▶ _AIM_
Could you repeat the records below exactly, leaving out any pictures?

[Collected data]
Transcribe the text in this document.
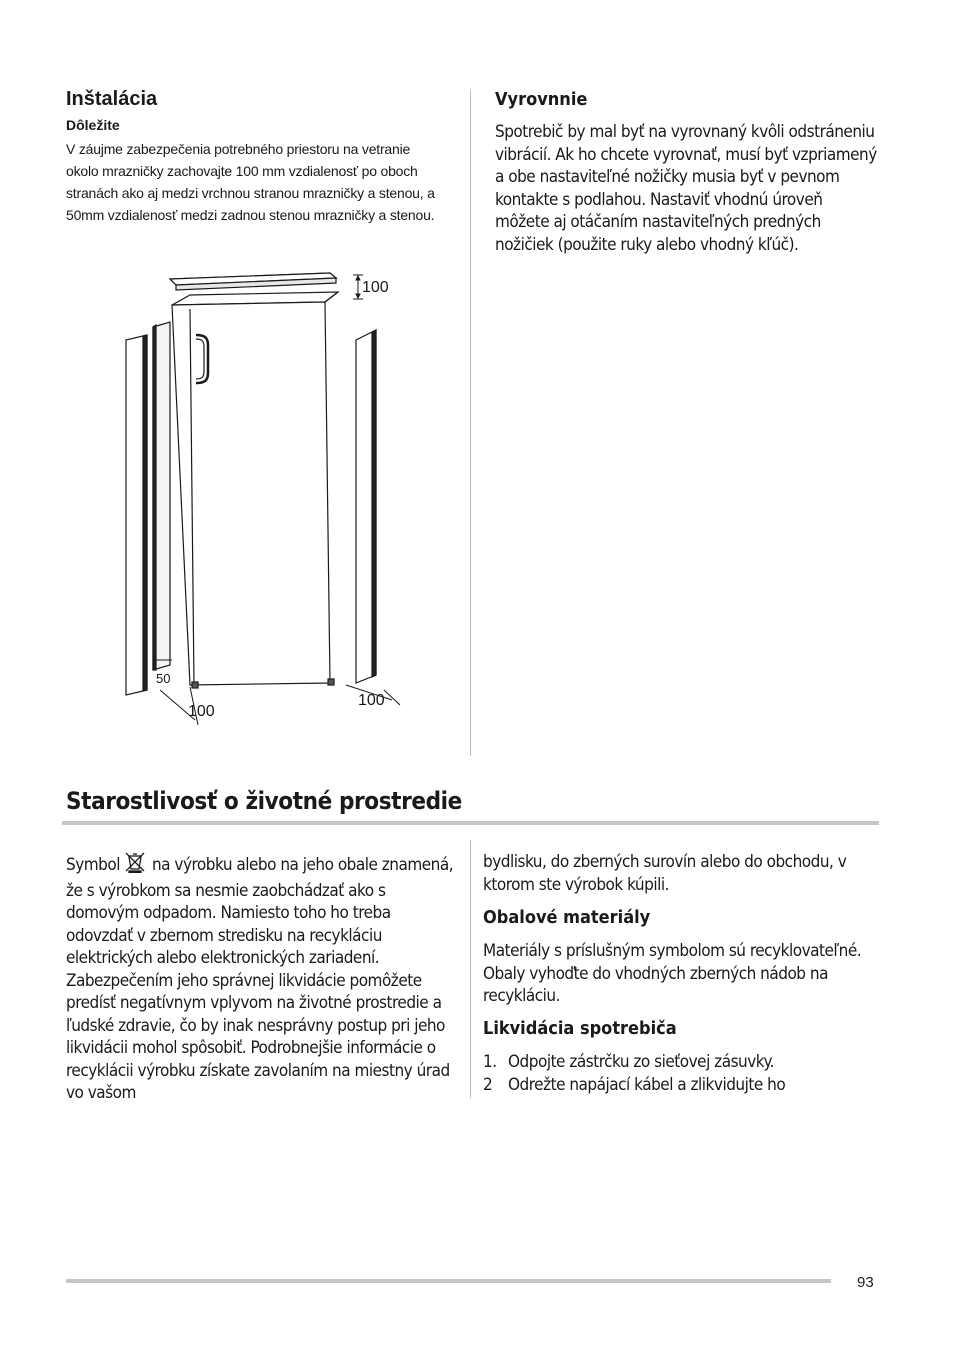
Inštalácia
Dôležite
V záujme zabezpečenia potrebného priestoru na vetranie okolo mrazničky zachovajte 100 mm vzdialenosť po oboch stranách ako aj medzi vrchnou stranou mrazničky a stenou, a 50mm vzdialenosť medzi zadnou stenou mrazničky a stenou.
100
50
100
100
Vyrovnnie
Spotrebič by mal byť na vyrovnaný kvôli odstráneniu vibrácií. Ak ho chcete vyrovnať, musí byť vzpriamený a obe nastaviteľné nožičky musia byť v pevnom kontakte s podlahou. Nastaviť vhodnú úroveň môžete aj otáčaním nastaviteľných predných nožičiek (použite ruky alebo vhodný kľúč).
Starostlivosť o životné prostredie
Symbol na výrobku alebo na jeho obale znamená, že s výrobkom sa nesmie zaobchádzať ako s domovým odpadom. Namiesto toho ho treba odovzdať v zbernom stredisku na recykláciu elektrických alebo elektronických zariadení. Zabezpečením jeho správnej likvidácie pomôžete predísť negatívnym vplyvom na životné prostredie a ľudské zdravie, čo by inak nesprávny postup pri jeho likvidácii mohol spôsobiť. Podrobnejšie informácie o recyklácii výrobku získate zavolaním na miestny úrad vo vašom
bydlisku, do zberných surovín alebo do obchodu, v ktorom ste výrobok kúpili.
Obalové materiály
Materiály s príslušným symbolom sú recyklovateľné. Obaly vyhoďte do vhodných zberných nádob na recykláciu.
Likvidácia spotrebiča
1. Odpojte zástrčku zo sieťovej zásuvky.
2 Odrežte napájací kábel a zlikvidujte ho
93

▶ _TASK RESPONSE_
Transcribe the text in this document.
Inštalácia
Dôležite
V záujme zabezpečenia potrebného priestoru na vetranie okolo mrazničky zachovajte 100 mm vzdialenosť po oboch stranách ako aj medzi vrchnou stranou mrazničky a stenou, a 50mm vzdialenosť medzi zadnou stenou mrazničky a stenou.
100
50
100
100
Vyrovnnie
Spotrebič by mal byť na vyrovnaný kvôli odstráneniu vibrácií. Ak ho chcete vyrovnať, musí byť vzpriamený a obe nastaviteľné nožičky musia byť v pevnom kontakte s podlahou. Nastaviť vhodnú úroveň môžete aj otáčaním nastaviteľných predných nožičiek (použite ruky alebo vhodný kľúč).
Starostlivosť o životné prostredie
Symbol na výrobku alebo na jeho obale znamená, že s výrobkom sa nesmie zaobchádzať ako s domovým odpadom. Namiesto toho ho treba odovzdať v zbernom stredisku na recykláciu elektrických alebo elektronických zariadení. Zabezpečením jeho správnej likvidácie pomôžete predísť negatívnym vplyvom na životné prostredie a ľudské zdravie, čo by inak nesprávny postup pri jeho likvidácii mohol spôsobiť. Podrobnejšie informácie o recyklácii výrobku získate zavolaním na miestny úrad vo vašom
bydlisku, do zberných surovín alebo do obchodu, v ktorom ste výrobok kúpili.
Obalové materiály
Materiály s príslušným symbolom sú recyklovateľné. Obaly vyhoďte do vhodných zberných nádob na recykláciu.
Likvidácia spotrebiča
1. Odpojte zástrčku zo sieťovej zásuvky.
2 Odrežte napájací kábel a zlikvidujte ho
93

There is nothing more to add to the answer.